**Job**
Images do not belong in the copy. Retype all the entries below exactly.

Records excerpted from a collection:
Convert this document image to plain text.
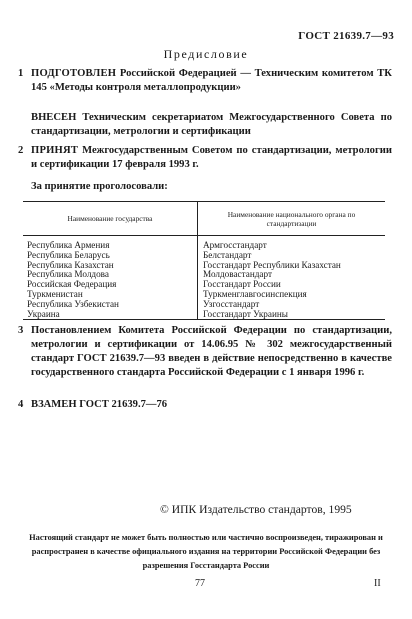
ГОСТ 21639.7—93
Предисловие
1 ПОДГОТОВЛЕН Российской Федерацией — Техническим комитетом ТК 145 «Методы контроля металлопродукции»
ВНЕСЕН Техническим секретариатом Межгосударственного Совета по стандартизации, метрологии и сертификации
2 ПРИНЯТ Межгосударственным Советом по стандартизации, метрологии и сертификации 17 февраля 1993 г.
За принятие проголосовали:
Наименование государства	Наименование национального органа по стандартизации
Республика Армения
Республика Беларусь
Республика Казахстан
Республика Молдова
Российская Федерация
Туркменистан
Республика Узбекистан
Украина
Армгосстандарт
Белстандарт
Госстандарт Республики Казахстан
Молдовастандарт
Госстандарт России
Туркменглавгосинспекция
Узгосстандарт
Госстандарт Украины
3 Постановлением Комитета Российской Федерации по стандартизации, метрологии и сертификации от 14.06.95 № 302 межгосударственный стандарт ГОСТ 21639.7—93 введен в действие непосредственно в качестве государственного стандарта Российской Федерации с 1 января 1996 г.
4 ВЗАМЕН ГОСТ 21639.7—76
© ИПК Издательство стандартов, 1995
Настоящий стандарт не может быть полностью или частично воспроизведен, тиражирован и распространен в качестве официального издания на территории Российской Федерации без разрешения Госстандарта России
77	II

**Answer for this exercise**
Convert this document image to plain text.
ГОСТ 21639.7—93
Предисловие
1 ПОДГОТОВЛЕН Российской Федерацией — Техническим комитетом ТК 145 «Методы контроля металлопродукции»
ВНЕСЕН Техническим секретариатом Межгосударственного Совета по стандартизации, метрологии и сертификации
2 ПРИНЯТ Межгосударственным Советом по стандартизации, метрологии и сертификации 17 февраля 1993 г.
За принятие проголосовали:
Наименование государства	Наименование национального органа по стандартизации
Республика Армения
Республика Беларусь
Республика Казахстан
Республика Молдова
Российская Федерация
Туркменистан
Республика Узбекистан
Украина
Армгосстандарт
Белстандарт
Госстандарт Республики Казахстан
Молдовастандарт
Госстандарт России
Туркменглавгосинспекция
Узгосстандарт
Госстандарт Украины
3 Постановлением Комитета Российской Федерации по стандартизации, метрологии и сертификации от 14.06.95 № 302 межгосударственный стандарт ГОСТ 21639.7—93 введен в действие непосредственно в качестве государственного стандарта Российской Федерации с 1 января 1996 г.
4 ВЗАМЕН ГОСТ 21639.7—76
© ИПК Издательство стандартов, 1995
Настоящий стандарт не может быть полностью или частично воспроизведен, тиражирован и распространен в качестве официального издания на территории Российской Федерации без разрешения Госстандарта России
77	II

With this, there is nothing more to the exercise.